• Data entries
—————
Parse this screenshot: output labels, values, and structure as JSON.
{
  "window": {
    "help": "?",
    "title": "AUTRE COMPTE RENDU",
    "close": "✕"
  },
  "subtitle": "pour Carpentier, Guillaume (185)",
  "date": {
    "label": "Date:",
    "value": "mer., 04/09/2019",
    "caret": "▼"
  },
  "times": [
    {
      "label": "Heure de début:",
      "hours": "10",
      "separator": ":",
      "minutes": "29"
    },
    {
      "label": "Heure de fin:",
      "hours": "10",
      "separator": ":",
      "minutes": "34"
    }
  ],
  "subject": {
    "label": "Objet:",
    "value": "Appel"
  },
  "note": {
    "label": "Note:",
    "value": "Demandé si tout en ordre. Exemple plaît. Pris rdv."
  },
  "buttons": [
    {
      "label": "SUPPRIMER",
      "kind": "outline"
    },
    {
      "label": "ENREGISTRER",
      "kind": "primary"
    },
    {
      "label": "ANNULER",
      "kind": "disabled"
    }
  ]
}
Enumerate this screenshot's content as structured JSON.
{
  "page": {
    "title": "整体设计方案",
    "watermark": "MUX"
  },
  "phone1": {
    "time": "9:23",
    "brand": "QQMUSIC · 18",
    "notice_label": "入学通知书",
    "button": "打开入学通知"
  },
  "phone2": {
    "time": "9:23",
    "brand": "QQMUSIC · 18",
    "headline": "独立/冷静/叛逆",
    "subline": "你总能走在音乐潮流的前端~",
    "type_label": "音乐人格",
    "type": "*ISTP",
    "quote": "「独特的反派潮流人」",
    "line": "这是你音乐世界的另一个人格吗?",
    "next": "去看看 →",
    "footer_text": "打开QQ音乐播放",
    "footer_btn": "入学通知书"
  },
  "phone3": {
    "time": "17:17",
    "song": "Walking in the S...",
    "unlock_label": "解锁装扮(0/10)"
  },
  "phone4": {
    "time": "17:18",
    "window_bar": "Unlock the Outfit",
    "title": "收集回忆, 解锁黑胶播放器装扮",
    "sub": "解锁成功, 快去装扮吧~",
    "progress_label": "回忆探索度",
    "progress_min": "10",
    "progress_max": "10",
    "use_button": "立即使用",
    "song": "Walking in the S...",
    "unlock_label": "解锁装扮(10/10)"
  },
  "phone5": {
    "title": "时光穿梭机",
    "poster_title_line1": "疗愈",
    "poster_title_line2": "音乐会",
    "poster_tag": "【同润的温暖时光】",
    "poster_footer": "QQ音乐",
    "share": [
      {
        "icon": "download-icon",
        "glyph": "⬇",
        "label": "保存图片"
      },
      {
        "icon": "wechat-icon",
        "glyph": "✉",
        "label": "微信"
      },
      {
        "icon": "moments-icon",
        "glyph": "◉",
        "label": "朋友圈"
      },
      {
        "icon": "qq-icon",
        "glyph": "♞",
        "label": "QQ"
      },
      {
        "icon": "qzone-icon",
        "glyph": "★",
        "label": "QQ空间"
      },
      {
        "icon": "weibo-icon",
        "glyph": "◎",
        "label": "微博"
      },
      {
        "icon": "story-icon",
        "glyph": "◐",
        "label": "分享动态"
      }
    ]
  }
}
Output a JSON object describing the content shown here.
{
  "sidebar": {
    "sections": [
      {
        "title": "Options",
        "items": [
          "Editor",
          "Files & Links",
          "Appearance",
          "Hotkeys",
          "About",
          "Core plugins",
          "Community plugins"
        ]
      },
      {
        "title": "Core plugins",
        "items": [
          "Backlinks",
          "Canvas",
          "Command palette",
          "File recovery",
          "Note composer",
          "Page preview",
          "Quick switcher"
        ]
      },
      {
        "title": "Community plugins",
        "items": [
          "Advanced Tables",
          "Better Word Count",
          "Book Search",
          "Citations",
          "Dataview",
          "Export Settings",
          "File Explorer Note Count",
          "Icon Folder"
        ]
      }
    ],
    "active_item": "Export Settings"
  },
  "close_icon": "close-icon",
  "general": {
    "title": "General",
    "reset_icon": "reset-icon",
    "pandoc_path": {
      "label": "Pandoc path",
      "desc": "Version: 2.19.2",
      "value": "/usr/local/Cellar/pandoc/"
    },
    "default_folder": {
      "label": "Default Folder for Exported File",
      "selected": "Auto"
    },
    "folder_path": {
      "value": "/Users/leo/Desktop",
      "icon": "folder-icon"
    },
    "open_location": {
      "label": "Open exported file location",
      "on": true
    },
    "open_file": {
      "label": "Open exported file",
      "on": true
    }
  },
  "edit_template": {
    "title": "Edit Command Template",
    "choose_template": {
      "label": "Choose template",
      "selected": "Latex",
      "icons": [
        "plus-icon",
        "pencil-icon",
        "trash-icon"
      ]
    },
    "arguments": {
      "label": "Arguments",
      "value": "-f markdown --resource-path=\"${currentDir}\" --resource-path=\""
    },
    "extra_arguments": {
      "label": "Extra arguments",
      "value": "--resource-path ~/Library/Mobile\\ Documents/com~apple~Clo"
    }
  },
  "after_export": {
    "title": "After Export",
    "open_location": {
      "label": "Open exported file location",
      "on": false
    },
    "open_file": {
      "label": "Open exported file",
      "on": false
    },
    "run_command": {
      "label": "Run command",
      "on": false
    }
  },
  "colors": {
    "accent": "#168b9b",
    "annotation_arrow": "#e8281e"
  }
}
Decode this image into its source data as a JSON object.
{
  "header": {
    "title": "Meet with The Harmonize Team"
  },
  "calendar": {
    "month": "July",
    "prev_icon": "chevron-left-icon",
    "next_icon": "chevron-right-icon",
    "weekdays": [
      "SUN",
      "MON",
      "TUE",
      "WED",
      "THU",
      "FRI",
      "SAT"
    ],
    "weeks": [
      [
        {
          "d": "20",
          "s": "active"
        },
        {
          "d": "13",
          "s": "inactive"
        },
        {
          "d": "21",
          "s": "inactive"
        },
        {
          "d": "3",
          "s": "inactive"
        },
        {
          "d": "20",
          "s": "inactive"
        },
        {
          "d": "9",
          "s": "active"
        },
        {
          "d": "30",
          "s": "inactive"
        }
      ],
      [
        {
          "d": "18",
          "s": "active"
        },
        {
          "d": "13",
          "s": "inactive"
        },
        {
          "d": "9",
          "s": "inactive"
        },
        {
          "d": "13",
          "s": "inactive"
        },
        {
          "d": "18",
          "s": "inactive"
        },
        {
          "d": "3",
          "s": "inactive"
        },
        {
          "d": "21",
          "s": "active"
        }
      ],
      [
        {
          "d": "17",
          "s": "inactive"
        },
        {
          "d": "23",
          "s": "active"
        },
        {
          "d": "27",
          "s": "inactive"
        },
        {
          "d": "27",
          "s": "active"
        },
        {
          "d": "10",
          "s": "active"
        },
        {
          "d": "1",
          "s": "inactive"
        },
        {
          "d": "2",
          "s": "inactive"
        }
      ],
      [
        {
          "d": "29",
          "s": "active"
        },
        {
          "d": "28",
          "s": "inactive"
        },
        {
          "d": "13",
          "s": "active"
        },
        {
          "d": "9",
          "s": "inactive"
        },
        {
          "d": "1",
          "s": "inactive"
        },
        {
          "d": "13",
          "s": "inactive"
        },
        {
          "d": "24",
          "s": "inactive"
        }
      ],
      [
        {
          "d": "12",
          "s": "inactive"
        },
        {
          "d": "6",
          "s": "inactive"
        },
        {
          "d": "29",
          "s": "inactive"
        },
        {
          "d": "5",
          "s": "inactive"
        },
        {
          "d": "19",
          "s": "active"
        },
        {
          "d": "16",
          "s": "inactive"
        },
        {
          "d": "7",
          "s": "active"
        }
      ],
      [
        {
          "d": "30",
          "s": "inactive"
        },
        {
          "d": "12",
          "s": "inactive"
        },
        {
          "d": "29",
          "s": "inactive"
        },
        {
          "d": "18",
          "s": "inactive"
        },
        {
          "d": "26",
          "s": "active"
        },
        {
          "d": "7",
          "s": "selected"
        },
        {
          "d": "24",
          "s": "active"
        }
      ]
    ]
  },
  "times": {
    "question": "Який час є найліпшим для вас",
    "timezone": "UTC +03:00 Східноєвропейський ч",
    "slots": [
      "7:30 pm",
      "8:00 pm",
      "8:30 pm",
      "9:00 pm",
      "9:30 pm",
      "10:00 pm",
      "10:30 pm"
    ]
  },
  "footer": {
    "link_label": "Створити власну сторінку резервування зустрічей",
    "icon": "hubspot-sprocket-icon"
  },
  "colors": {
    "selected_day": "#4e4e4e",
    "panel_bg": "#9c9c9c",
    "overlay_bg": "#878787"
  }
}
—————
• Work to do
Extract each line holding the string "Count".

• Answer to the exercise
          "Better Word Count",
          "File Explorer Note Count",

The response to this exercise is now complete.